Reproduce the records below exactly as given.

------ Input ------

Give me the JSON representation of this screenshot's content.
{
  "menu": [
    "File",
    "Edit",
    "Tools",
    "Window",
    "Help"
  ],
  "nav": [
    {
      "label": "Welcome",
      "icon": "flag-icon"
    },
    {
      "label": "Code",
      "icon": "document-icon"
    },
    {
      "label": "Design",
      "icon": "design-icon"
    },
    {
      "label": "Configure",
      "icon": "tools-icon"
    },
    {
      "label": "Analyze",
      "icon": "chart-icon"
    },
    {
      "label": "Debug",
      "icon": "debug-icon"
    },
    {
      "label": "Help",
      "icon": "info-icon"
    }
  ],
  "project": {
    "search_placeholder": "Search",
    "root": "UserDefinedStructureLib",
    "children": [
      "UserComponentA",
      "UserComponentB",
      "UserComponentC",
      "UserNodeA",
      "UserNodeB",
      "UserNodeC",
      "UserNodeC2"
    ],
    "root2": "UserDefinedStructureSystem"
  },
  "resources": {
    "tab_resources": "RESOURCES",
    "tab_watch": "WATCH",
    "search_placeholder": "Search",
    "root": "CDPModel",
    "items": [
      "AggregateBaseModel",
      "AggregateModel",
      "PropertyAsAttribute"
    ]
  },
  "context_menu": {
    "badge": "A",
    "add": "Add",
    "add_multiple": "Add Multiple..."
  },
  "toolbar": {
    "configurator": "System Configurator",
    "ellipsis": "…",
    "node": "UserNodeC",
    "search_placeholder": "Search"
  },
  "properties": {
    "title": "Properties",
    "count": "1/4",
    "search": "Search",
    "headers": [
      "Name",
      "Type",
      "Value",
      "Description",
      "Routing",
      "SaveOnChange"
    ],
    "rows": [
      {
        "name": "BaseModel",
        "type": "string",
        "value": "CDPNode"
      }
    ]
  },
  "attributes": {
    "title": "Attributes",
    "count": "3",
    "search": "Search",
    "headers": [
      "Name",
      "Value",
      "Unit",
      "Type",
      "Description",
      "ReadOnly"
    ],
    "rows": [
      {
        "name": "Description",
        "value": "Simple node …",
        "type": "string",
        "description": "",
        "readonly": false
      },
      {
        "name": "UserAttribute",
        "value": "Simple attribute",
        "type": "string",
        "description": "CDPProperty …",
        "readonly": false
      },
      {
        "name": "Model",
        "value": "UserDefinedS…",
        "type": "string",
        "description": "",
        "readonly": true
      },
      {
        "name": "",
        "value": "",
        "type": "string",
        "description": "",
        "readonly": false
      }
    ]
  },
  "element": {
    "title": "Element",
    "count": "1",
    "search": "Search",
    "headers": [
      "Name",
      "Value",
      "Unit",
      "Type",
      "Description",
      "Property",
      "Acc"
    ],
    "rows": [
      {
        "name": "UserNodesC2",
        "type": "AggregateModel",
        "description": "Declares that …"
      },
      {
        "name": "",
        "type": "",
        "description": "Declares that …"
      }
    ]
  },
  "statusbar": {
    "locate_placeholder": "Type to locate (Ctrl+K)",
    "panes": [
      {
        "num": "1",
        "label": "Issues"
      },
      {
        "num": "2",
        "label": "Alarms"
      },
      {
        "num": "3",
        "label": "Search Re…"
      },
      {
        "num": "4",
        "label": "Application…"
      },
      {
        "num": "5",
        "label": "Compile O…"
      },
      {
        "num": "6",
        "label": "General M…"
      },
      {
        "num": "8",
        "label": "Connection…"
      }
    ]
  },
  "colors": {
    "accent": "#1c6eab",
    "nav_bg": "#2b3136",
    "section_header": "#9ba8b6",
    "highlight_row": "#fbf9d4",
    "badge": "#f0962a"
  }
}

------

• **Final result**
Give me the JSON representation of this screenshot's content.
{
  "menu": [
    "File",
    "Edit",
    "Tools",
    "Window",
    "Help"
  ],
  "nav": [
    {
      "label": "Welcome",
      "icon": "flag-icon"
    },
    {
      "label": "Code",
      "icon": "document-icon"
    },
    {
      "label": "Design",
      "icon": "design-icon"
    },
    {
      "label": "Configure",
      "icon": "tools-icon"
    },
    {
      "label": "Analyze",
      "icon": "chart-icon"
    },
    {
      "label": "Debug",
      "icon": "debug-icon"
    },
    {
      "label": "Help",
      "icon": "info-icon"
    }
  ],
  "project": {
    "search_placeholder": "Search",
    "root": "UserDefinedStructureLib",
    "children": [
      "UserComponentA",
      "UserComponentB",
      "UserComponentC",
      "UserNodeA",
      "UserNodeB",
      "UserNodeC",
      "UserNodeC2"
    ],
    "root2": "UserDefinedStructureSystem"
  },
  "resources": {
    "tab_resources": "RESOURCES",
    "tab_watch": "WATCH",
    "search_placeholder": "Search",
    "root": "CDPModel",
    "items": [
      "AggregateBaseModel",
      "AggregateModel",
      "PropertyAsAttribute"
    ]
  },
  "context_menu": {
    "badge": "A",
    "add": "Add",
    "add_multiple": "Add Multiple..."
  },
  "toolbar": {
    "configurator": "System Configurator",
    "ellipsis": "…",
    "node": "UserNodeC",
    "search_placeholder": "Search"
  },
  "properties": {
    "title": "Properties",
    "count": "1/4",
    "search": "Search",
    "headers": [
      "Name",
      "Type",
      "Value",
      "Description",
      "Routing",
      "SaveOnChange"
    ],
    "rows": [
      {
        "name": "BaseModel",
        "type": "string",
        "value": "CDPNode"
      }
    ]
  },
  "attributes": {
    "title": "Attributes",
    "count": "3",
    "search": "Search",
    "headers": [
      "Name",
      "Value",
      "Unit",
      "Type",
      "Description",
      "ReadOnly"
    ],
    "rows": [
      {
        "name": "Description",
        "value": "Simple node …",
        "type": "string",
        "description": "",
        "readonly": false
      },
      {
        "name": "UserAttribute",
        "value": "Simple attribute",
        "type": "string",
        "description": "CDPProperty …",
        "readonly": false
      },
      {
        "name": "Model",
        "value": "UserDefinedS…",
        "type": "string",
        "description": "",
        "readonly": true
      },
      {
        "name": "",
        "value": "",
        "type": "string",
        "description": "",
        "readonly": false
      }
    ]
  },
  "element": {
    "title": "Element",
    "count": "1",
    "search": "Search",
    "headers": [
      "Name",
      "Value",
      "Unit",
      "Type",
      "Description",
      "Property",
      "Acc"
    ],
    "rows": [
      {
        "name": "UserNodesC2",
        "type": "AggregateModel",
        "description": "Declares that …"
      },
      {
        "name": "",
        "type": "",
        "description": "Declares that …"
      }
    ]
  },
  "statusbar": {
    "locate_placeholder": "Type to locate (Ctrl+K)",
    "panes": [
      {
        "num": "1",
        "label": "Issues"
      },
      {
        "num": "2",
        "label": "Alarms"
      },
      {
        "num": "3",
        "label": "Search Re…"
      },
      {
        "num": "4",
        "label": "Application…"
      },
      {
        "num": "5",
        "label": "Compile O…"
      },
      {
        "num": "6",
        "label": "General M…"
      },
      {
        "num": "8",
        "label": "Connection…"
      }
    ]
  },
  "colors": {
    "accent": "#1c6eab",
    "nav_bg": "#2b3136",
    "section_header": "#9ba8b6",
    "highlight_row": "#fbf9d4",
    "badge": "#f0962a"
  }
}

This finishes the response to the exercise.